++++ DATA SHOWN

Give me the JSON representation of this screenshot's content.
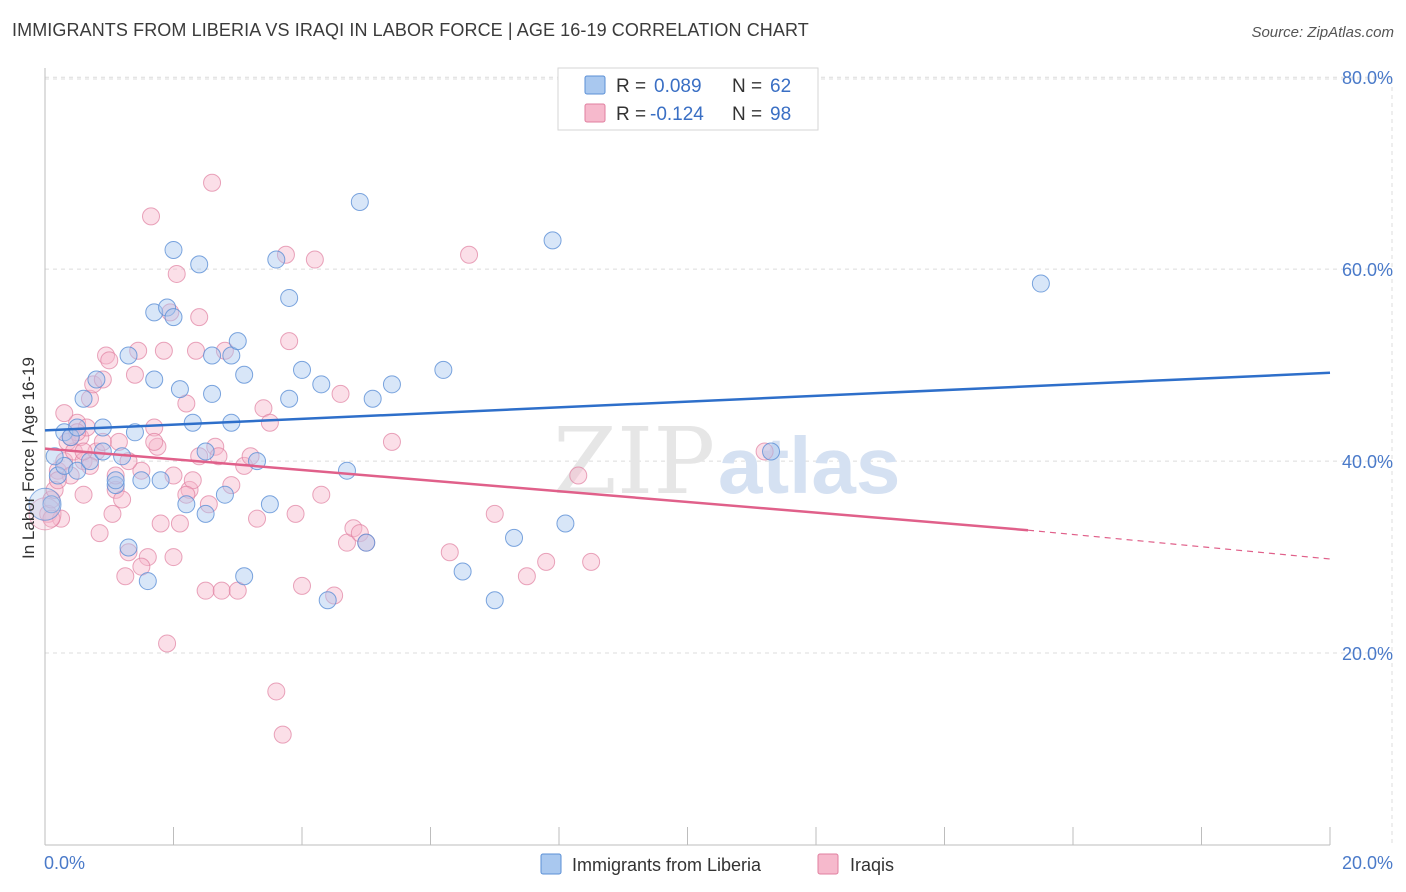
{
  "title": "IMMIGRANTS FROM LIBERIA VS IRAQI IN LABOR FORCE | AGE 16-19 CORRELATION CHART",
  "source": "Source: ZipAtlas.com",
  "watermark": {
    "part1": "ZIP",
    "part2": "atlas"
  },
  "colors": {
    "liberia_fill": "#a9c8ef",
    "liberia_stroke": "#5b8fd6",
    "liberia_line": "#2e6fca",
    "iraqi_fill": "#f6b9cc",
    "iraqi_stroke": "#e07f9f",
    "iraqi_line": "#e0608a",
    "grid": "#dcdcdc",
    "tick_label": "#4a7ac9"
  },
  "legend": {
    "rows": [
      {
        "r_label": "R =",
        "r_value": "0.089",
        "n_label": "N =",
        "n_value": "62"
      },
      {
        "r_label": "R =",
        "r_value": "-0.124",
        "n_label": "N =",
        "n_value": "98"
      }
    ]
  },
  "bottom_legend": [
    "Immigrants from Liberia",
    "Iraqis"
  ],
  "chart_data": {
    "type": "scatter",
    "title": "IMMIGRANTS FROM LIBERIA VS IRAQI IN LABOR FORCE | AGE 16-19 CORRELATION CHART",
    "xlabel": "",
    "ylabel": "In Labor Force | Age 16-19",
    "xlim": [
      0,
      20
    ],
    "ylim": [
      0,
      82
    ],
    "x_tick_labels": [
      "0.0%",
      "20.0%"
    ],
    "x_ticks": [
      0,
      20
    ],
    "y_tick_labels": [
      "20.0%",
      "40.0%",
      "60.0%",
      "80.0%"
    ],
    "y_ticks": [
      20,
      40,
      60,
      80
    ],
    "grid": true,
    "legend_position": "top-center",
    "series": [
      {
        "name": "Immigrants from Liberia",
        "points": [
          [
            0.1,
            35.5
          ],
          [
            0.2,
            38.5
          ],
          [
            0.3,
            39.5
          ],
          [
            0.3,
            43
          ],
          [
            0.4,
            42.5
          ],
          [
            0.5,
            43.5
          ],
          [
            0.5,
            39
          ],
          [
            0.6,
            46.5
          ],
          [
            0.7,
            40
          ],
          [
            0.8,
            48.5
          ],
          [
            0.9,
            41
          ],
          [
            1.1,
            37.5
          ],
          [
            1.2,
            40.5
          ],
          [
            1.3,
            51
          ],
          [
            1.3,
            31
          ],
          [
            1.4,
            43
          ],
          [
            1.5,
            38
          ],
          [
            1.6,
            27.5
          ],
          [
            1.7,
            48.5
          ],
          [
            1.7,
            55.5
          ],
          [
            1.8,
            38
          ],
          [
            1.9,
            56
          ],
          [
            2.0,
            55
          ],
          [
            2.0,
            62
          ],
          [
            2.1,
            47.5
          ],
          [
            2.2,
            35.5
          ],
          [
            2.3,
            44
          ],
          [
            2.4,
            60.5
          ],
          [
            2.5,
            34.5
          ],
          [
            2.6,
            47
          ],
          [
            2.6,
            51
          ],
          [
            2.8,
            36.5
          ],
          [
            2.9,
            51
          ],
          [
            2.9,
            44
          ],
          [
            3.0,
            52.5
          ],
          [
            3.1,
            28
          ],
          [
            3.1,
            49
          ],
          [
            3.3,
            40
          ],
          [
            3.5,
            35.5
          ],
          [
            3.6,
            61
          ],
          [
            3.8,
            46.5
          ],
          [
            3.8,
            57
          ],
          [
            4.0,
            49.5
          ],
          [
            4.3,
            48
          ],
          [
            4.4,
            25.5
          ],
          [
            4.7,
            39
          ],
          [
            4.9,
            67
          ],
          [
            5.0,
            31.5
          ],
          [
            5.1,
            46.5
          ],
          [
            5.4,
            48
          ],
          [
            6.2,
            49.5
          ],
          [
            6.5,
            28.5
          ],
          [
            7.0,
            25.5
          ],
          [
            7.3,
            32
          ],
          [
            7.9,
            63
          ],
          [
            8.1,
            33.5
          ],
          [
            11.3,
            41
          ],
          [
            15.5,
            58.5
          ],
          [
            0.15,
            40.5
          ],
          [
            0.9,
            43.5
          ],
          [
            1.1,
            38
          ],
          [
            2.5,
            41
          ]
        ]
      },
      {
        "name": "Iraqis",
        "points": [
          [
            0.05,
            34.5
          ],
          [
            0.1,
            36
          ],
          [
            0.15,
            37
          ],
          [
            0.2,
            39
          ],
          [
            0.25,
            34
          ],
          [
            0.3,
            40
          ],
          [
            0.35,
            42
          ],
          [
            0.4,
            38.5
          ],
          [
            0.45,
            41
          ],
          [
            0.5,
            44
          ],
          [
            0.55,
            42.5
          ],
          [
            0.6,
            40
          ],
          [
            0.6,
            36.5
          ],
          [
            0.65,
            43.5
          ],
          [
            0.7,
            46.5
          ],
          [
            0.75,
            48
          ],
          [
            0.8,
            41
          ],
          [
            0.85,
            32.5
          ],
          [
            0.9,
            48.5
          ],
          [
            0.95,
            51
          ],
          [
            1.0,
            50.5
          ],
          [
            1.05,
            34.5
          ],
          [
            1.1,
            37
          ],
          [
            1.15,
            42
          ],
          [
            1.2,
            36
          ],
          [
            1.25,
            28
          ],
          [
            1.3,
            30.5
          ],
          [
            1.4,
            49
          ],
          [
            1.45,
            51.5
          ],
          [
            1.5,
            39
          ],
          [
            1.6,
            30
          ],
          [
            1.65,
            65.5
          ],
          [
            1.7,
            43.5
          ],
          [
            1.75,
            41.5
          ],
          [
            1.8,
            33.5
          ],
          [
            1.85,
            51.5
          ],
          [
            1.9,
            21
          ],
          [
            1.95,
            55.5
          ],
          [
            2.0,
            38.5
          ],
          [
            2.05,
            59.5
          ],
          [
            2.1,
            33.5
          ],
          [
            2.2,
            46
          ],
          [
            2.25,
            37
          ],
          [
            2.3,
            38
          ],
          [
            2.35,
            51.5
          ],
          [
            2.4,
            55
          ],
          [
            2.5,
            26.5
          ],
          [
            2.55,
            35.5
          ],
          [
            2.6,
            69
          ],
          [
            2.65,
            41.5
          ],
          [
            2.7,
            40.5
          ],
          [
            2.75,
            26.5
          ],
          [
            2.8,
            51.5
          ],
          [
            2.9,
            37.5
          ],
          [
            3.0,
            26.5
          ],
          [
            3.1,
            39.5
          ],
          [
            3.2,
            40.5
          ],
          [
            3.3,
            34
          ],
          [
            3.4,
            45.5
          ],
          [
            3.5,
            44
          ],
          [
            3.6,
            16
          ],
          [
            3.7,
            11.5
          ],
          [
            3.75,
            61.5
          ],
          [
            3.8,
            52.5
          ],
          [
            3.9,
            34.5
          ],
          [
            4.0,
            27
          ],
          [
            4.2,
            61
          ],
          [
            4.3,
            36.5
          ],
          [
            4.5,
            26
          ],
          [
            4.6,
            47
          ],
          [
            4.7,
            31.5
          ],
          [
            4.8,
            33
          ],
          [
            4.9,
            32.5
          ],
          [
            5.0,
            31.5
          ],
          [
            5.4,
            42
          ],
          [
            6.3,
            30.5
          ],
          [
            6.6,
            61.5
          ],
          [
            7.0,
            34.5
          ],
          [
            7.5,
            28
          ],
          [
            7.8,
            29.5
          ],
          [
            8.3,
            38.5
          ],
          [
            8.5,
            29.5
          ],
          [
            11.2,
            41
          ],
          [
            0.1,
            34
          ],
          [
            0.3,
            45
          ],
          [
            0.5,
            43
          ],
          [
            0.7,
            39.5
          ],
          [
            0.9,
            42
          ],
          [
            1.1,
            38.5
          ],
          [
            1.3,
            40
          ],
          [
            1.5,
            29
          ],
          [
            1.7,
            42
          ],
          [
            2.0,
            30
          ],
          [
            2.2,
            36.5
          ],
          [
            2.4,
            40.5
          ],
          [
            0.2,
            38
          ],
          [
            0.4,
            42.5
          ],
          [
            0.6,
            41
          ]
        ]
      }
    ],
    "trend_lines": [
      {
        "series": "Immigrants from Liberia",
        "x": [
          0,
          20
        ],
        "y": [
          43.2,
          49.2
        ]
      },
      {
        "series": "Iraqis",
        "x": [
          0,
          15.3
        ],
        "y": [
          41.3,
          32.8
        ],
        "dashed_to": [
          20,
          29.8
        ]
      }
    ]
  }
}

++++++++

# INSTRUCTIONS TO FOLLOW
Gather every line containing the word "CORRELATION" and copy it.

# FINAL RESULT
  "title": "IMMIGRANTS FROM LIBERIA VS IRAQI IN LABOR FORCE | AGE 16-19 CORRELATION CHART",
    "title": "IMMIGRANTS FROM LIBERIA VS IRAQI IN LABOR FORCE | AGE 16-19 CORRELATION CHART",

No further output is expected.